■ Records for processing ■
--- Begin ---
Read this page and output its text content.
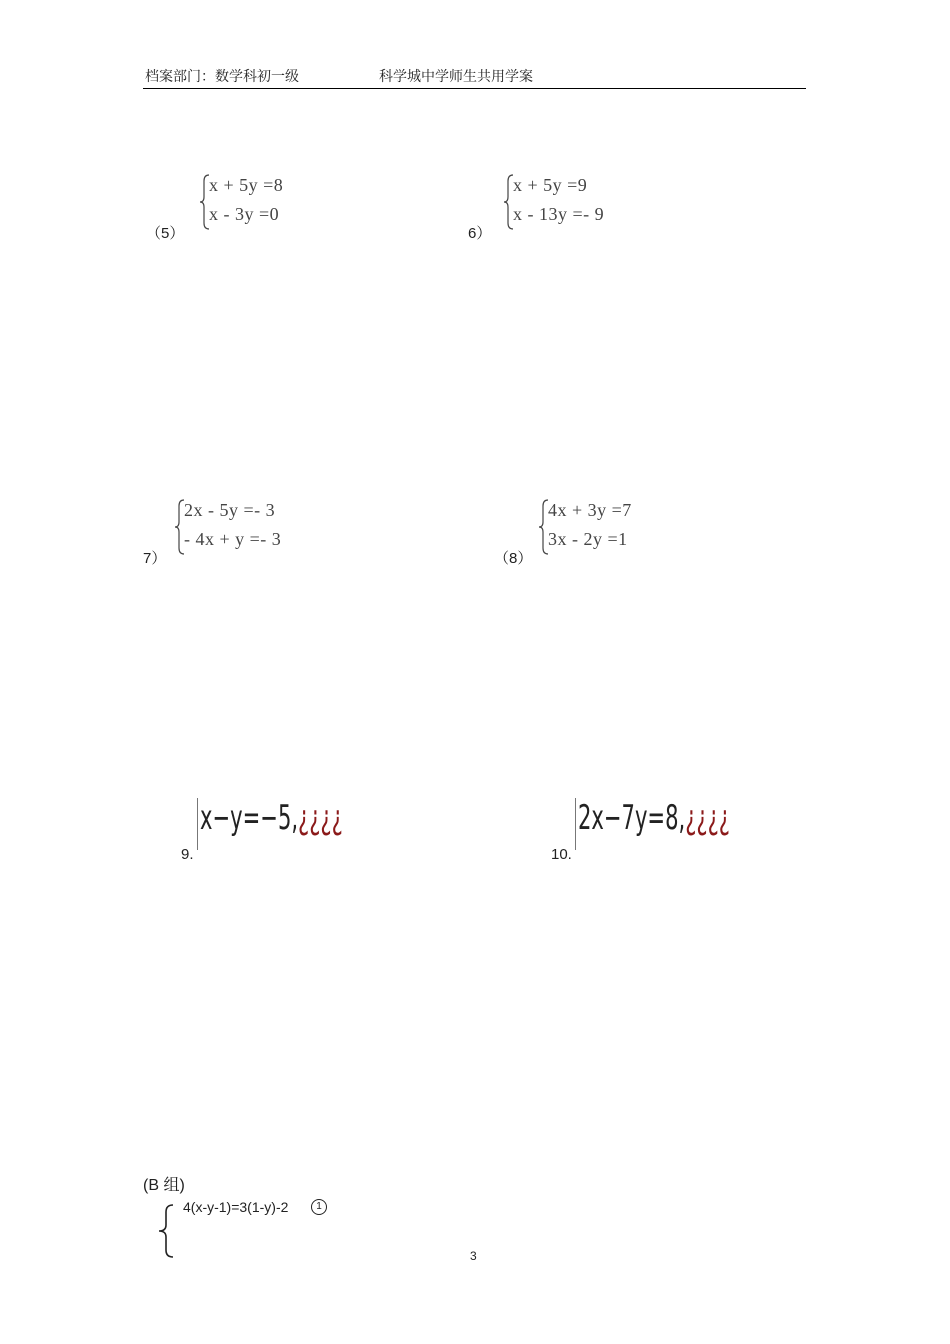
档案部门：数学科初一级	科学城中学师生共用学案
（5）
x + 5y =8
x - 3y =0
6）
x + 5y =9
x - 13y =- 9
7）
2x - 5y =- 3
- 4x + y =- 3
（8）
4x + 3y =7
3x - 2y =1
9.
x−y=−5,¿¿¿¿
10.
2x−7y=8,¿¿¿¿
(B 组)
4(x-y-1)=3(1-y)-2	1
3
--- End ---
■ To be done ■
Without including any pictures, output all the entries above exactly.

■ Task solution ■
Read this page and output its text content.
档案部门：数学科初一级	科学城中学师生共用学案
（5）
x + 5y =8
x - 3y =0
6）
x + 5y =9
x - 13y =- 9
7）
2x - 5y =- 3
- 4x + y =- 3
（8）
4x + 3y =7
3x - 2y =1
9.
x−y=−5,¿¿¿¿
10.
2x−7y=8,¿¿¿¿
(B 组)
4(x-y-1)=3(1-y)-2	1
3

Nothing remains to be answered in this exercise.